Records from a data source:
# # # #

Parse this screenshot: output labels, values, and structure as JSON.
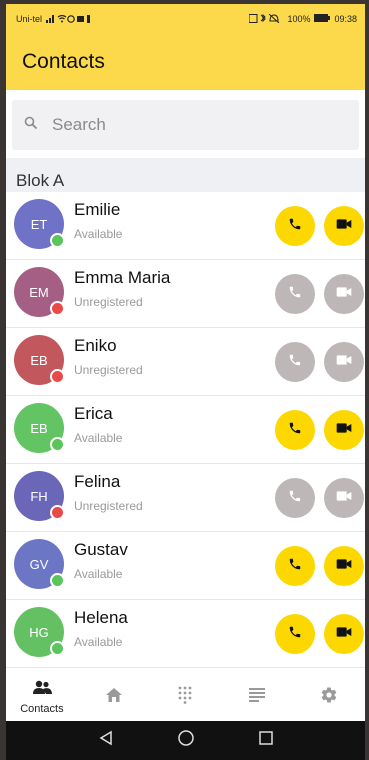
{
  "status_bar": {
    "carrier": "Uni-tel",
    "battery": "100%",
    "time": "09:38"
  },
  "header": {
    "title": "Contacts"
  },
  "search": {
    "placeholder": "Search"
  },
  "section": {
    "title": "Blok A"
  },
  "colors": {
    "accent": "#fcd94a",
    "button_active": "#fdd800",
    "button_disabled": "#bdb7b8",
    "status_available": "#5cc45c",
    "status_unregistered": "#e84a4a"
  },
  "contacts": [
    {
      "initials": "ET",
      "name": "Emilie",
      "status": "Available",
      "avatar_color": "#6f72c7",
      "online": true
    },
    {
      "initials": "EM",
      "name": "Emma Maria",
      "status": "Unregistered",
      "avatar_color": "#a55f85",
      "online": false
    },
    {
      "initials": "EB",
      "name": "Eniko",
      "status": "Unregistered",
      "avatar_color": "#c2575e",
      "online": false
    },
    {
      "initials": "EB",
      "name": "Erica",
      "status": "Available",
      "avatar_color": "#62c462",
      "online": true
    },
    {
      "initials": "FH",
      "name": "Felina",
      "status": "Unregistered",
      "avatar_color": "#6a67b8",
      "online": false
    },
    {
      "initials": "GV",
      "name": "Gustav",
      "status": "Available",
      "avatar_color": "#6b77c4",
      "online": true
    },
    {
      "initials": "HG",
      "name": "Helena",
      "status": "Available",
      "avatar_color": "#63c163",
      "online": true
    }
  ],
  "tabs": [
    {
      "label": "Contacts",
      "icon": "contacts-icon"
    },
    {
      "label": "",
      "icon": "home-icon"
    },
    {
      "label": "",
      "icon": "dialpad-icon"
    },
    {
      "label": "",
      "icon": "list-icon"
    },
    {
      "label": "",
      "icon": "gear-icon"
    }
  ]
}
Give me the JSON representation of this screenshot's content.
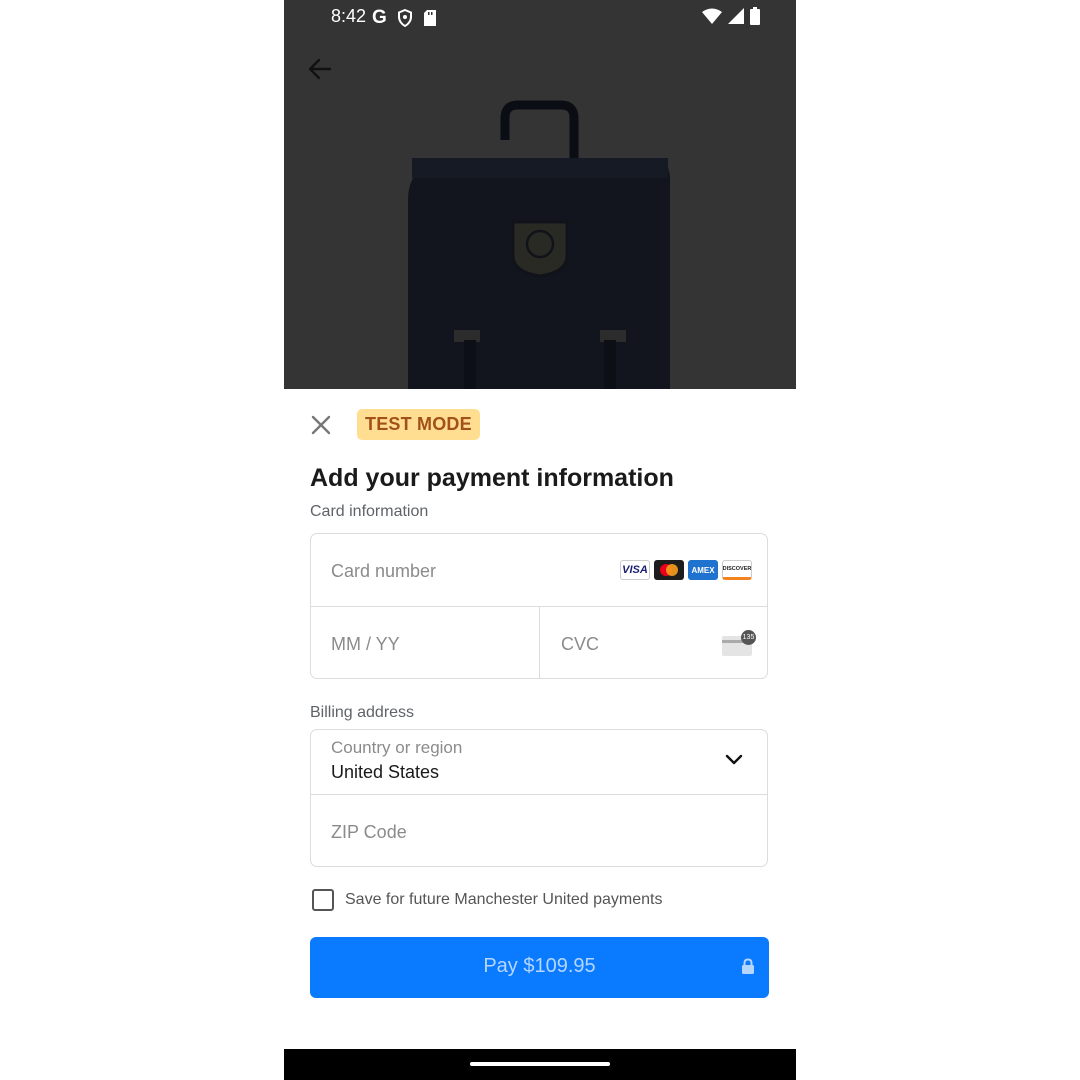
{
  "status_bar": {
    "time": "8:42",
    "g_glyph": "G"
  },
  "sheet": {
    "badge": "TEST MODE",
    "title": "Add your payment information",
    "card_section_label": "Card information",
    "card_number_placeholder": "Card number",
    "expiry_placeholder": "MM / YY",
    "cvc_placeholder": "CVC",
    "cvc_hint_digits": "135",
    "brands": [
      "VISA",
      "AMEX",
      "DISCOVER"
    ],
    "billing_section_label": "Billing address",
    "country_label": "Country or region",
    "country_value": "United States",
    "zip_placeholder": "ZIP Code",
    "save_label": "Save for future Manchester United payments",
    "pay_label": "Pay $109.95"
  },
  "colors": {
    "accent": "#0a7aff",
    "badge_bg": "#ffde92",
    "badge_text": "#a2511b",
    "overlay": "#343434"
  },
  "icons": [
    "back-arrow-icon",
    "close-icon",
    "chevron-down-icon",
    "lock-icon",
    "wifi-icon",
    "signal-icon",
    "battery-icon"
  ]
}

# # # #

■ **Work instructions**
Leave out the pictures, and give all the records again exactly.

■ **Exercise response**
Parse this screenshot: output labels, values, and structure as JSON.
{
  "status_bar": {
    "carrier": "Uni-tel",
    "battery": "100%",
    "time": "09:38"
  },
  "header": {
    "title": "Contacts"
  },
  "search": {
    "placeholder": "Search"
  },
  "section": {
    "title": "Blok A"
  },
  "colors": {
    "accent": "#fcd94a",
    "button_active": "#fdd800",
    "button_disabled": "#bdb7b8",
    "status_available": "#5cc45c",
    "status_unregistered": "#e84a4a"
  },
  "contacts": [
    {
      "initials": "ET",
      "name": "Emilie",
      "status": "Available",
      "avatar_color": "#6f72c7",
      "online": true
    },
    {
      "initials": "EM",
      "name": "Emma Maria",
      "status": "Unregistered",
      "avatar_color": "#a55f85",
      "online": false
    },
    {
      "initials": "EB",
      "name": "Eniko",
      "status": "Unregistered",
      "avatar_color": "#c2575e",
      "online": false
    },
    {
      "initials": "EB",
      "name": "Erica",
      "status": "Available",
      "avatar_color": "#62c462",
      "online": true
    },
    {
      "initials": "FH",
      "name": "Felina",
      "status": "Unregistered",
      "avatar_color": "#6a67b8",
      "online": false
    },
    {
      "initials": "GV",
      "name": "Gustav",
      "status": "Available",
      "avatar_color": "#6b77c4",
      "online": true
    },
    {
      "initials": "HG",
      "name": "Helena",
      "status": "Available",
      "avatar_color": "#63c163",
      "online": true
    }
  ],
  "tabs": [
    {
      "label": "Contacts",
      "icon": "contacts-icon"
    },
    {
      "label": "",
      "icon": "home-icon"
    },
    {
      "label": "",
      "icon": "dialpad-icon"
    },
    {
      "label": "",
      "icon": "list-icon"
    },
    {
      "label": "",
      "icon": "gear-icon"
    }
  ]
}
Give me the JSON representation of this screenshot's content.
{
  "status_bar": {
    "time": "8:42",
    "g_glyph": "G"
  },
  "sheet": {
    "badge": "TEST MODE",
    "title": "Add your payment information",
    "card_section_label": "Card information",
    "card_number_placeholder": "Card number",
    "expiry_placeholder": "MM / YY",
    "cvc_placeholder": "CVC",
    "cvc_hint_digits": "135",
    "brands": [
      "VISA",
      "AMEX",
      "DISCOVER"
    ],
    "billing_section_label": "Billing address",
    "country_label": "Country or region",
    "country_value": "United States",
    "zip_placeholder": "ZIP Code",
    "save_label": "Save for future Manchester United payments",
    "pay_label": "Pay $109.95"
  },
  "colors": {
    "accent": "#0a7aff",
    "badge_bg": "#ffde92",
    "badge_text": "#a2511b",
    "overlay": "#343434"
  },
  "icons": [
    "back-arrow-icon",
    "close-icon",
    "chevron-down-icon",
    "lock-icon",
    "wifi-icon",
    "signal-icon",
    "battery-icon"
  ]
}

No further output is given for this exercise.